[Dataset rows about figures]
▽

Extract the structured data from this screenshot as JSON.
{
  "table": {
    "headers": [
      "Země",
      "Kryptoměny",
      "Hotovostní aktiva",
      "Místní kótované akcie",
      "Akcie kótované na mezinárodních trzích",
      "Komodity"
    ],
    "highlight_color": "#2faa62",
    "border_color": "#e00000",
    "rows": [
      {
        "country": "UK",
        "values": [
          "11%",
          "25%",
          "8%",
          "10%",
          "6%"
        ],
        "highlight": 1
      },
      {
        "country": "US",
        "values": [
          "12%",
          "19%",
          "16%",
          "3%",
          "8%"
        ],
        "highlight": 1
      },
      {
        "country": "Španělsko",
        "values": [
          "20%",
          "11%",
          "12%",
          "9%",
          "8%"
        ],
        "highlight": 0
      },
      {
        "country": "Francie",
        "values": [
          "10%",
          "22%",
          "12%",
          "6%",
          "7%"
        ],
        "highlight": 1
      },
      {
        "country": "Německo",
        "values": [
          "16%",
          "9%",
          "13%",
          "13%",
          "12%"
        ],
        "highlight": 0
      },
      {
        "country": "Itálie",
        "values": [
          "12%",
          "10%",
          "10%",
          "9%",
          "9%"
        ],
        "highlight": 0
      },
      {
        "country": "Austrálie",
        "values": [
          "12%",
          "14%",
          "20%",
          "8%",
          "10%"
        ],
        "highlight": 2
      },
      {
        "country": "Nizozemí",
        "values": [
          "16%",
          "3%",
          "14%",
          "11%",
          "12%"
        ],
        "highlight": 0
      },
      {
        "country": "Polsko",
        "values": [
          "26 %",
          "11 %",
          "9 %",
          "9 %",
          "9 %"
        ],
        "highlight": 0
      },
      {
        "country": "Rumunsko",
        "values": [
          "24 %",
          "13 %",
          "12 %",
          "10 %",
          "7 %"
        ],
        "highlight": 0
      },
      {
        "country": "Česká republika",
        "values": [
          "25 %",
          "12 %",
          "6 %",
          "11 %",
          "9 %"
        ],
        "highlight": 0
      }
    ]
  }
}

△

Filter for "country". Return all lines that hold it.

        "country": "UK",
        "country": "US",
        "country": "Španělsko",
        "country": "Francie",
        "country": "Německo",
        "country": "Itálie",
        "country": "Austrálie",
        "country": "Nizozemí",
        "country": "Polsko",
        "country": "Rumunsko",
        "country": "Česká republika",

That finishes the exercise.